What you have to do >>
For each line of the data below that holds "悉是晚景", copy the line.

[start Raw data]

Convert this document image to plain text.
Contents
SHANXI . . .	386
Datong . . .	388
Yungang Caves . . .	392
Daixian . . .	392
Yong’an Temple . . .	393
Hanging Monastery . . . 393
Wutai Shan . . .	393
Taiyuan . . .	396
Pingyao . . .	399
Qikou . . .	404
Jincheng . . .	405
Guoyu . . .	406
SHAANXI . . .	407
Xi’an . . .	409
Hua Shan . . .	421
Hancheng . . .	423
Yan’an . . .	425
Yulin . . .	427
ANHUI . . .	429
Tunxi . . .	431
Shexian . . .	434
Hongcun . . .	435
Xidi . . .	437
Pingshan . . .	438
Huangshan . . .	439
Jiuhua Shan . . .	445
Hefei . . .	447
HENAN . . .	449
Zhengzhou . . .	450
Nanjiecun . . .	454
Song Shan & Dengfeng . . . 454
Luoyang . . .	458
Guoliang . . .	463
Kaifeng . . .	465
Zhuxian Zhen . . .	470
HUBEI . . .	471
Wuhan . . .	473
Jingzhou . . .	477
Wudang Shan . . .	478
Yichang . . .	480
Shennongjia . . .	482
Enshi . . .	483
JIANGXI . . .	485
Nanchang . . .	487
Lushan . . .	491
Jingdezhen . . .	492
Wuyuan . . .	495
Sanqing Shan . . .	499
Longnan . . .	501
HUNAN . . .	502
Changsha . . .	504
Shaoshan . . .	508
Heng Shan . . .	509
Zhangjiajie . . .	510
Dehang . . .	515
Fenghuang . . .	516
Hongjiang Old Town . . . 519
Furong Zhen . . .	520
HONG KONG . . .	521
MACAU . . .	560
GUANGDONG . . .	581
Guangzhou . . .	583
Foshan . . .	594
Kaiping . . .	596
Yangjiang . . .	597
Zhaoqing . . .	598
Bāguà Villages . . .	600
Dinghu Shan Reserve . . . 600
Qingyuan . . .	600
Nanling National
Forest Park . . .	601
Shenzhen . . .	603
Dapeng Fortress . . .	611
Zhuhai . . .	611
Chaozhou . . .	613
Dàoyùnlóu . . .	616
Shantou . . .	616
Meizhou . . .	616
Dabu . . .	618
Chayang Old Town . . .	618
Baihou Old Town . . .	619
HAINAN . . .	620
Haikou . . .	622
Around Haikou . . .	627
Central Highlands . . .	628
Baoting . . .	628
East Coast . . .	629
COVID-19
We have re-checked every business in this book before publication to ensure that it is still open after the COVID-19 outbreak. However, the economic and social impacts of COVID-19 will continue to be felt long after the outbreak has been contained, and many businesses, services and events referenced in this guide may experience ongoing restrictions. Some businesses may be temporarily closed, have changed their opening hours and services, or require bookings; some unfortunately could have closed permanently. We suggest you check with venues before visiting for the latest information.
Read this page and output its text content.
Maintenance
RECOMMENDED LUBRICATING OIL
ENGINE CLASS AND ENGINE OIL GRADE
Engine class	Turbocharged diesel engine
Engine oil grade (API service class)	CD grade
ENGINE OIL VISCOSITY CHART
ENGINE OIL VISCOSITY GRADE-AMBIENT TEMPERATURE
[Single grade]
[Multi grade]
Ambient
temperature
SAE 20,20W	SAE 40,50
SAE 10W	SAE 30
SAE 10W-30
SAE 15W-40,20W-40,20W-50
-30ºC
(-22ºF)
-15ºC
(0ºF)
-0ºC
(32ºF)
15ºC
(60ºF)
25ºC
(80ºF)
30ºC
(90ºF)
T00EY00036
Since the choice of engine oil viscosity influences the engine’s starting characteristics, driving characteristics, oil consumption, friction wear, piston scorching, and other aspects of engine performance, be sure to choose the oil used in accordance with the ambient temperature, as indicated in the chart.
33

[end Raw data]
[start Raw data]

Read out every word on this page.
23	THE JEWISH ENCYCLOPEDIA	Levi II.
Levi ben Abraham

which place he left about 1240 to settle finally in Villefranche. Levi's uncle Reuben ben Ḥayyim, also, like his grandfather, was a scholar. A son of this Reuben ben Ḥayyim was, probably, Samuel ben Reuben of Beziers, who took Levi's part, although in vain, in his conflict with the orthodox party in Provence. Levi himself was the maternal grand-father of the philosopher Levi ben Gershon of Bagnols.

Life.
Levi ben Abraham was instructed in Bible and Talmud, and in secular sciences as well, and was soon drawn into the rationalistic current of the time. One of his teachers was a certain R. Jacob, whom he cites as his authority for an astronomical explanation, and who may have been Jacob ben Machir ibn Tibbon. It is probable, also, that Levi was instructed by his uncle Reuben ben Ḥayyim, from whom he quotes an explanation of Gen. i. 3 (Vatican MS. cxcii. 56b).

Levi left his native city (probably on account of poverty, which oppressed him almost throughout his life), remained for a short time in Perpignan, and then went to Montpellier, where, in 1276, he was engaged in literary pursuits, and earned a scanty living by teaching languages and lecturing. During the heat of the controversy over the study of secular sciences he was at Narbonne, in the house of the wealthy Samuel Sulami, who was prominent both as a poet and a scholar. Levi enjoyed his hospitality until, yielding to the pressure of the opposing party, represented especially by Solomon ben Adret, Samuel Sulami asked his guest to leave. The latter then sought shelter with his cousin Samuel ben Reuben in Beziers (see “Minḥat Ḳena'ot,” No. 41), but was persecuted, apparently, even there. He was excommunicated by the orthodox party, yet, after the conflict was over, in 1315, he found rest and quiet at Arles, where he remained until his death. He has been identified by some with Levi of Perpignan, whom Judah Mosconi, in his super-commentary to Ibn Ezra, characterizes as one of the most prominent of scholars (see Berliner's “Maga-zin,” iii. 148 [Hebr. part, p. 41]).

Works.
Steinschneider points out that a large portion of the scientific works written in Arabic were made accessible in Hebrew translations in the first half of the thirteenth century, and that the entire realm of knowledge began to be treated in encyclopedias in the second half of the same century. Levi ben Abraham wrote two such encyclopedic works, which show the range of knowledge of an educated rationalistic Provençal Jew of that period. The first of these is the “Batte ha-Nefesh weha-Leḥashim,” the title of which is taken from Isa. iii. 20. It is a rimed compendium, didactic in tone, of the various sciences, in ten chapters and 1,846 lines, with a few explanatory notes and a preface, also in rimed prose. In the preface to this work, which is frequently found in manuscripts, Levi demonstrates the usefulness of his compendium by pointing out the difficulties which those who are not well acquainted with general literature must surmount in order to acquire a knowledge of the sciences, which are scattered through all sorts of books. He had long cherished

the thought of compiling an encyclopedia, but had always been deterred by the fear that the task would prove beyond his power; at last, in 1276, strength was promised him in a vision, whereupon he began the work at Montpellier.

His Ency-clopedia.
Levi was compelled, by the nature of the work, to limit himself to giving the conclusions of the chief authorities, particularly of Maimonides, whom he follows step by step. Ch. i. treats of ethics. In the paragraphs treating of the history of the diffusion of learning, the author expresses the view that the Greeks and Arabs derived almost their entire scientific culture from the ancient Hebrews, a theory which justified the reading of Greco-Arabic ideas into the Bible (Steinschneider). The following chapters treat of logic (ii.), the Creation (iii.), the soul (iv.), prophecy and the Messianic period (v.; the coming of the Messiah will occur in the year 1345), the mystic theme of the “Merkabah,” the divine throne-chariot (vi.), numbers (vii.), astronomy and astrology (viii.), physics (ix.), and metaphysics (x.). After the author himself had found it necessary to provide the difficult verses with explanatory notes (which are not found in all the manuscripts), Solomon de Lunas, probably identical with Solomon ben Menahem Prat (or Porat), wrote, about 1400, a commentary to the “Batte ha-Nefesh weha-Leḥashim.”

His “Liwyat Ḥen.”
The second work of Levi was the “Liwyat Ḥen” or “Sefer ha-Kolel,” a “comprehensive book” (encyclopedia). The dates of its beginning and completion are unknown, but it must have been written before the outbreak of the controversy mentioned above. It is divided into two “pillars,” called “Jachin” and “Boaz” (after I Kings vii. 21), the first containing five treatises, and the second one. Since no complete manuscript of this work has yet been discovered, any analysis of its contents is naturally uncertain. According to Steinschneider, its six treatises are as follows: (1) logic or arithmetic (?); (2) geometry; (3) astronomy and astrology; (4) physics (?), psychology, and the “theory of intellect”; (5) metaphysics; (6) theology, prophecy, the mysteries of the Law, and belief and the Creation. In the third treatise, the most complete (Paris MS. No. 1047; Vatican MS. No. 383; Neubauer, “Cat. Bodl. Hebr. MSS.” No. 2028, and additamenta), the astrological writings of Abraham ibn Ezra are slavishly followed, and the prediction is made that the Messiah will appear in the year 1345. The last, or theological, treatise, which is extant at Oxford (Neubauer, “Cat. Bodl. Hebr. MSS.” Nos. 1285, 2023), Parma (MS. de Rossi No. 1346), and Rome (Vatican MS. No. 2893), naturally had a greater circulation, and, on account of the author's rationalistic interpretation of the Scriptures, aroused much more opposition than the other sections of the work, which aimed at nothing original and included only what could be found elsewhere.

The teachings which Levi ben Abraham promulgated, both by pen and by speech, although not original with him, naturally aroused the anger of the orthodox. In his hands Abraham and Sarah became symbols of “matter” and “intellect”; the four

[end Raw data]
[start Raw data]

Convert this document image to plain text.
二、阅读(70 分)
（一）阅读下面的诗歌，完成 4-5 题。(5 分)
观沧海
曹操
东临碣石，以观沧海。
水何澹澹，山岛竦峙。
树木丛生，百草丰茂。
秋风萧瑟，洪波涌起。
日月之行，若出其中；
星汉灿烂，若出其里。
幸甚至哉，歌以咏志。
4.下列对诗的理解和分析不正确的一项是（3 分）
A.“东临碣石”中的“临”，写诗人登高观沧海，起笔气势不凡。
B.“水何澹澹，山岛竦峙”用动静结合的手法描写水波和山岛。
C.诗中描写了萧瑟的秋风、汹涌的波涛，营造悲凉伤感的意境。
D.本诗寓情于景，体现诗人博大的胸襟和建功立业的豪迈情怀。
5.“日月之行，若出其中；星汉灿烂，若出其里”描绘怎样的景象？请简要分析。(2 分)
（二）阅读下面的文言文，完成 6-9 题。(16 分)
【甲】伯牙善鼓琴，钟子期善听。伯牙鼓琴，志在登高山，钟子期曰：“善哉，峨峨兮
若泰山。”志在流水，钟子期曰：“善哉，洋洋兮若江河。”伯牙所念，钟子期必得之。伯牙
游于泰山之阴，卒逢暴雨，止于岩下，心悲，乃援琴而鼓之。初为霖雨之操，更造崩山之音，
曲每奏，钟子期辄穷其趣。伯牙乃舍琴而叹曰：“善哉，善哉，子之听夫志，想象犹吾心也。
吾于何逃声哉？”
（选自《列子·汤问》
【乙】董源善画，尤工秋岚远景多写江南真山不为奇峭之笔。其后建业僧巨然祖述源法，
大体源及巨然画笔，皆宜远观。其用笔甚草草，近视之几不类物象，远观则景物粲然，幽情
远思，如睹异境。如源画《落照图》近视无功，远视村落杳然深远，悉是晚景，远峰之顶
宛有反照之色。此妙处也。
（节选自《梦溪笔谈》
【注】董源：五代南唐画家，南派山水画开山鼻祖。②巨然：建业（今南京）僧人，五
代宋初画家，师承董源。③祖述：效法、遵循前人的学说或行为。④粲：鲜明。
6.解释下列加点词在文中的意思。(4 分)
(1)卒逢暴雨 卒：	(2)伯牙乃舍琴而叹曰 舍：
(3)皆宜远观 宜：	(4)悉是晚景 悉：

[end Raw data]

Exercise answer >>
远思，如睹异境。如源画《落照图》近视无功，远视村落杳然深远，悉是晚景，远峰之顶
(3)皆宜远观 宜：	(4)悉是晚景 悉：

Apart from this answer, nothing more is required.